Dataset records:

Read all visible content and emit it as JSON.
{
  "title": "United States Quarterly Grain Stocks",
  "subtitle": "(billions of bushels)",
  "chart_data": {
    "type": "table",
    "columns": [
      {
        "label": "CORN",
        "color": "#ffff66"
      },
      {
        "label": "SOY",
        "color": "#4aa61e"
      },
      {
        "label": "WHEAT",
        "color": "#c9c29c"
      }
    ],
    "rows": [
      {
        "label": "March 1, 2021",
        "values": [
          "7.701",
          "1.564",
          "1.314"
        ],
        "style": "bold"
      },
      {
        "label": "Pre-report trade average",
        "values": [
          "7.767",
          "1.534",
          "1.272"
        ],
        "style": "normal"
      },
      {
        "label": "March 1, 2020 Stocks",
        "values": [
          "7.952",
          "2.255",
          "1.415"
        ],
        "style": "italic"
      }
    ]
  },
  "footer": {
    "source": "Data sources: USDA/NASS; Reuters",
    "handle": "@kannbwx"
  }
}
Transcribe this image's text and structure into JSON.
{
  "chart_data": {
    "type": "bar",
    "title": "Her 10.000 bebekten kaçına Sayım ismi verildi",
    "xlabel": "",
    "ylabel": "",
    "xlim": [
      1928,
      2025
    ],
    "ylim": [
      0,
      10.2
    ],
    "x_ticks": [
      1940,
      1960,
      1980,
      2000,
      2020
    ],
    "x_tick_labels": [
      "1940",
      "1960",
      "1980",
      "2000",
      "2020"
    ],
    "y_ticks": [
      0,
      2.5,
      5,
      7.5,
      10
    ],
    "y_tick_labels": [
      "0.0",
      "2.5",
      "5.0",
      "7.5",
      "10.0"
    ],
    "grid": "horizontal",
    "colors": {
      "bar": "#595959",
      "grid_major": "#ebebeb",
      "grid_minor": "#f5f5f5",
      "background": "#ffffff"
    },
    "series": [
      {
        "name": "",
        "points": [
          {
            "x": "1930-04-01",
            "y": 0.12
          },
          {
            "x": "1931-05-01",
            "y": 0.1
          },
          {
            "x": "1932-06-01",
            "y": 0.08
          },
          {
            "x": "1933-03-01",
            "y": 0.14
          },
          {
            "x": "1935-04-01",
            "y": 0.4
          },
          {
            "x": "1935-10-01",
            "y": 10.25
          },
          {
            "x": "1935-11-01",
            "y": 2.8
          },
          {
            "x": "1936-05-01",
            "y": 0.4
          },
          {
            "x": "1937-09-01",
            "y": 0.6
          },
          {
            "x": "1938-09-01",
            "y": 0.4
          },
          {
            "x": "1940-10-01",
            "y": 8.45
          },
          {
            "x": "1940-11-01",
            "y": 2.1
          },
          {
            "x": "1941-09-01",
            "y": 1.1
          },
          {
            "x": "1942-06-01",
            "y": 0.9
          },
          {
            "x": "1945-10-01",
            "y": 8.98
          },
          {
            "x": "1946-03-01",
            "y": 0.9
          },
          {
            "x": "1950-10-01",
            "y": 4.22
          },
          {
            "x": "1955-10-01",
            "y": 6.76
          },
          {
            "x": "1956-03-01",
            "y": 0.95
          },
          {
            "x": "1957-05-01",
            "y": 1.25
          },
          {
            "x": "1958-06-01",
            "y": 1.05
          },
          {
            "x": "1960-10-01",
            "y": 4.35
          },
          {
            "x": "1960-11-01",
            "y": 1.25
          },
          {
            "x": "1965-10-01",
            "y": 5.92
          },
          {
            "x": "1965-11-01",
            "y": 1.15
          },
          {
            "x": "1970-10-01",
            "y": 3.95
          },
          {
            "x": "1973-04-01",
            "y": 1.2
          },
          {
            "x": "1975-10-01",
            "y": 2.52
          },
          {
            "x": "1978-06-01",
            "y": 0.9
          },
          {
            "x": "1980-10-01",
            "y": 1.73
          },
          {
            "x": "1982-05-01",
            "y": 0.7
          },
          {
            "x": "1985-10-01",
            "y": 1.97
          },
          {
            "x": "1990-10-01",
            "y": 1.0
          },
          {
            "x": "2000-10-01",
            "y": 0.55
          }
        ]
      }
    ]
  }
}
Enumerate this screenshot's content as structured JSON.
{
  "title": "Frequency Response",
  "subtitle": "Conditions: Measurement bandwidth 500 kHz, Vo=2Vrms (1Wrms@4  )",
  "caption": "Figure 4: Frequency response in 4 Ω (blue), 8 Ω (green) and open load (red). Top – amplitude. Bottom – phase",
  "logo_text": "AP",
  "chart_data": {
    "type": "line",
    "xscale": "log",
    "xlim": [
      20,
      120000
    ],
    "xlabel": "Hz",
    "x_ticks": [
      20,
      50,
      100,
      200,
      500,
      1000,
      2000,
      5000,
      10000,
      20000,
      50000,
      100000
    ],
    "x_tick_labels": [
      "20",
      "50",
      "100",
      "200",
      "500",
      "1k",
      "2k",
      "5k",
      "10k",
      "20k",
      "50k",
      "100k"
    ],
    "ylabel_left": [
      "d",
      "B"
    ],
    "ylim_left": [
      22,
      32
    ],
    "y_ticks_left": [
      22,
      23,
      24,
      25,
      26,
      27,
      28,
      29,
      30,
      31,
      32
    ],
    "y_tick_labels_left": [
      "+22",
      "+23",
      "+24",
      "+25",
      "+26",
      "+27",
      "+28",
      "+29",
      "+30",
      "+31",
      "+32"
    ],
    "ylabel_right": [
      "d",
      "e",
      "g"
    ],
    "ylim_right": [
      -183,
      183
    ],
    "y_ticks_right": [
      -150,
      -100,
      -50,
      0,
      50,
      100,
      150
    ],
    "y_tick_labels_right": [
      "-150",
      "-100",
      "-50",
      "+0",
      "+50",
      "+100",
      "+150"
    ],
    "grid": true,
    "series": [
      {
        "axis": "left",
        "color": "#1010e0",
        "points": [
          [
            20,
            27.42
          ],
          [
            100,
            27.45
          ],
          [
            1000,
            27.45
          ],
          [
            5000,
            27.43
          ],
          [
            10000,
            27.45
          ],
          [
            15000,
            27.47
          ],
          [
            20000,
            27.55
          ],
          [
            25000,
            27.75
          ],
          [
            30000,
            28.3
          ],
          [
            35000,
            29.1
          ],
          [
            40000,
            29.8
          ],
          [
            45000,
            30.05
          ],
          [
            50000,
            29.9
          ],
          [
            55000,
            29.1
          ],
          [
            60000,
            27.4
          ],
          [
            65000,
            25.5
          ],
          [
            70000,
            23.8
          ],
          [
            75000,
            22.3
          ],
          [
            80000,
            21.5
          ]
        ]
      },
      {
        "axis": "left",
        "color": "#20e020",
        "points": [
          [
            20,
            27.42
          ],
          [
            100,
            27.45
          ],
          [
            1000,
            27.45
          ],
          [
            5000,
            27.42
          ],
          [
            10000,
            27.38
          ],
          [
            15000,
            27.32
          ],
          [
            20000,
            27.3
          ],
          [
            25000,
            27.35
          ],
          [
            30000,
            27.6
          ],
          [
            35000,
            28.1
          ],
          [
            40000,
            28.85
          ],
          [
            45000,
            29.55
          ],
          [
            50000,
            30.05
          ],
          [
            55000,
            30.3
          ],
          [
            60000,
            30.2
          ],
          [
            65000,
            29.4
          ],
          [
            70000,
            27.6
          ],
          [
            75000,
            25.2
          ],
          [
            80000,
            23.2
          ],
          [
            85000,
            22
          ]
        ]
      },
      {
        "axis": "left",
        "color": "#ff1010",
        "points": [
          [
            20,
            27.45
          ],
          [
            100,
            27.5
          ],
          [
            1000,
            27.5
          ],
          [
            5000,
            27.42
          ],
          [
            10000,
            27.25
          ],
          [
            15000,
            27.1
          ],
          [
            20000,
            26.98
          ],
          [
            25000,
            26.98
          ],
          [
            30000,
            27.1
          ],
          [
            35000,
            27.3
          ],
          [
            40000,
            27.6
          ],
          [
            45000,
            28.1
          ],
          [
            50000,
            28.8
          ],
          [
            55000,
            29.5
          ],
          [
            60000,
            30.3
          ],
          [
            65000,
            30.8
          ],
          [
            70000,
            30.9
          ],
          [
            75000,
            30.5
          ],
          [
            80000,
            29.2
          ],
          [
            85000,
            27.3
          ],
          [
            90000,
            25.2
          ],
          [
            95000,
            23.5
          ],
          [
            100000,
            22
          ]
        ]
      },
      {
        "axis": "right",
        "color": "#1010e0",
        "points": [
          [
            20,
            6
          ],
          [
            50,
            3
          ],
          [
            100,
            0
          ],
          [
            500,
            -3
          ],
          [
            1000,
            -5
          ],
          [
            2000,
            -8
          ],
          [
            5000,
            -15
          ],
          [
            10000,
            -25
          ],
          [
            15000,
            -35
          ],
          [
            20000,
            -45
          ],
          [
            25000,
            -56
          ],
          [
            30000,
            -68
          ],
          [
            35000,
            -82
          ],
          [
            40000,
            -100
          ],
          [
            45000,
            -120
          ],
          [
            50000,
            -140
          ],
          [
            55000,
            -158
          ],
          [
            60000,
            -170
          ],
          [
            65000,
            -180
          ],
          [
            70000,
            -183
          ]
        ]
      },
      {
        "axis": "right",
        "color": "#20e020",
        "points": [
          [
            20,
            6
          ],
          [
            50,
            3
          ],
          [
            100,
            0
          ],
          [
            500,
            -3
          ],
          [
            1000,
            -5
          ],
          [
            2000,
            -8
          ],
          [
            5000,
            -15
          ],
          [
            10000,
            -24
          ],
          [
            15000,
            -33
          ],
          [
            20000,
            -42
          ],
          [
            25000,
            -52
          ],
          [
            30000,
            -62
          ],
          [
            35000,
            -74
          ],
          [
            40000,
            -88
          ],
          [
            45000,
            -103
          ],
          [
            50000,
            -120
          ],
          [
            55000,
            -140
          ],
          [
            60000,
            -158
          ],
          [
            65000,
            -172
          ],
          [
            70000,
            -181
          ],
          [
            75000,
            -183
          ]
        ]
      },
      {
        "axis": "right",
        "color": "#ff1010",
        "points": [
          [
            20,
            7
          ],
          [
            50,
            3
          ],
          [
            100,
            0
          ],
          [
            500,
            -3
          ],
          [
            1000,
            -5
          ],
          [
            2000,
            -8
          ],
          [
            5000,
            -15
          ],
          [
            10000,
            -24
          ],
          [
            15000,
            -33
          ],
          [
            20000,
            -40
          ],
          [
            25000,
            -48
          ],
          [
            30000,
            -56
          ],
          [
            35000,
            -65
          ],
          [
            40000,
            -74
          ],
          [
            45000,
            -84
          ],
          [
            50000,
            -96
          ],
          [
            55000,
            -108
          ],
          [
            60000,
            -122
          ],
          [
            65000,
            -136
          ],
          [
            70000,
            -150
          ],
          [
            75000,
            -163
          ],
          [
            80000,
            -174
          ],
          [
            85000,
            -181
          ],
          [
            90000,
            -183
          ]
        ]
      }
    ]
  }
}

- **PROBLEM DETAILS**:
From the material above, copy each line that includes the word "this".

- **OUTPUT OF THE TASK**:
Transcribe this image's text and structure into JSON.
Enumerate this screenshot's content as structured JSON.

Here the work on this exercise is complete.